- _PROBLEM DETAILS_: Write out every entry exactly as given, but omit the pictures.

- _THE RECORDS_:
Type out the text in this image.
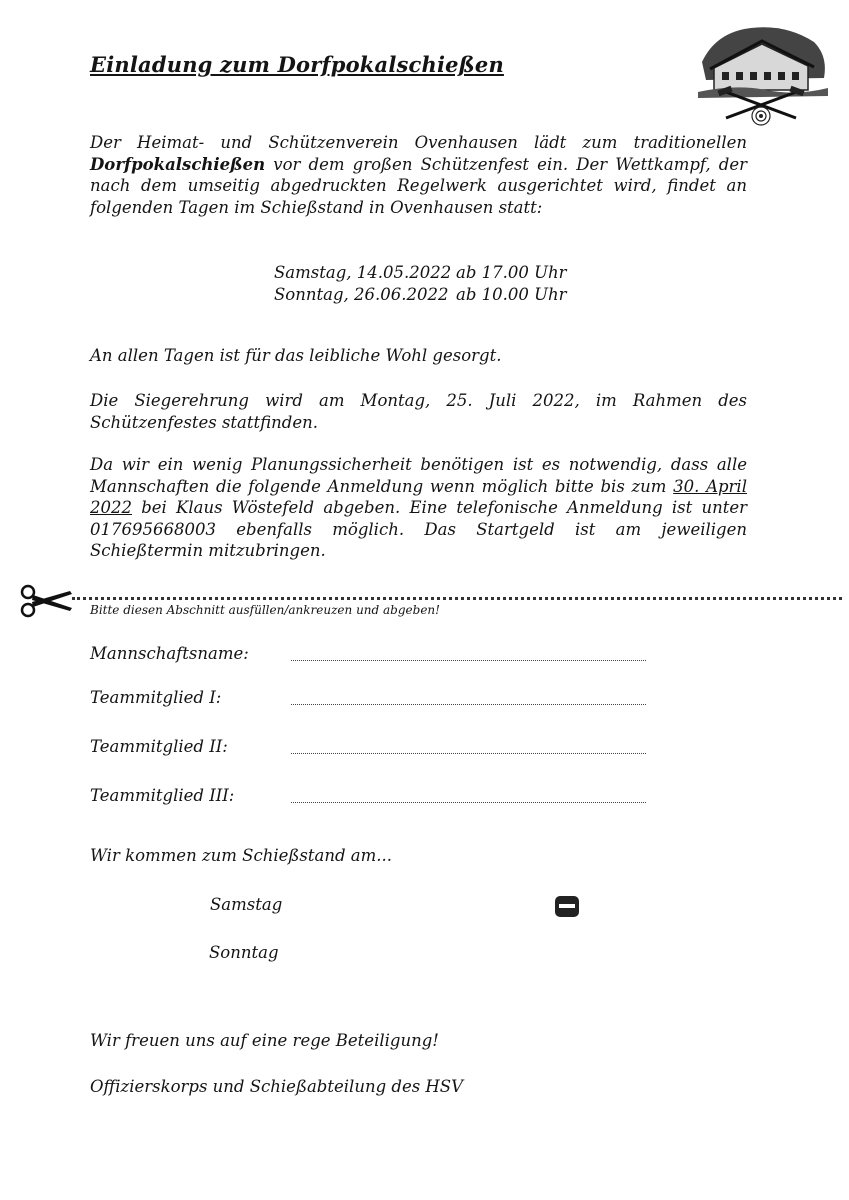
Einladung zum Dorfpokalschießen
Der Heimat- und Schützenverein Ovenhausen lädt zum traditionellen Dorfpokalschießen vor dem großen Schützenfest ein. Der Wettkampf, der nach dem umseitig abgedruckten Regelwerk ausgerichtet wird, findet an folgenden Tagen im Schießstand in Ovenhausen statt:
Samstag, 14.05.2022 ab 17.00 Uhr
Sonntag, 26.06.2022 ab 10.00 Uhr
An allen Tagen ist für das leibliche Wohl gesorgt.
Die Siegerehrung wird am Montag, 25. Juli 2022, im Rahmen des Schützenfestes stattfinden.
Da wir ein wenig Planungssicherheit benötigen ist es notwendig, dass alle Mannschaften die folgende Anmeldung wenn möglich bitte bis zum 30. April 2022 bei Klaus Wöstefeld abgeben. Eine telefonische Anmeldung ist unter 017695668003 ebenfalls möglich. Das Startgeld ist am jeweiligen Schießtermin mitzubringen.
Bitte diesen Abschnitt ausfüllen/ankreuzen und abgeben!
Mannschaftsname:
Teammitglied I:
Teammitglied II:
Teammitglied III:
Wir kommen zum Schießstand am...
Samstag
Sonntag
Wir freuen uns auf eine rege Beteiligung!
Offizierskorps und Schießabteilung des HSV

- _EXERCISE RESULT_:
Type out the text in this image.
Einladung zum Dorfpokalschießen
Der Heimat- und Schützenverein Ovenhausen lädt zum traditionellen Dorfpokalschießen vor dem großen Schützenfest ein. Der Wettkampf, der nach dem umseitig abgedruckten Regelwerk ausgerichtet wird, findet an folgenden Tagen im Schießstand in Ovenhausen statt:
Samstag, 14.05.2022 ab 17.00 Uhr
Sonntag, 26.06.2022 ab 10.00 Uhr
An allen Tagen ist für das leibliche Wohl gesorgt.
Die Siegerehrung wird am Montag, 25. Juli 2022, im Rahmen des Schützenfestes stattfinden.
Da wir ein wenig Planungssicherheit benötigen ist es notwendig, dass alle Mannschaften die folgende Anmeldung wenn möglich bitte bis zum 30. April 2022 bei Klaus Wöstefeld abgeben. Eine telefonische Anmeldung ist unter 017695668003 ebenfalls möglich. Das Startgeld ist am jeweiligen Schießtermin mitzubringen.
Bitte diesen Abschnitt ausfüllen/ankreuzen und abgeben!
Mannschaftsname:
Teammitglied I:
Teammitglied II:
Teammitglied III:
Wir kommen zum Schießstand am...
Samstag
Sonntag
Wir freuen uns auf eine rege Beteiligung!
Offizierskorps und Schießabteilung des HSV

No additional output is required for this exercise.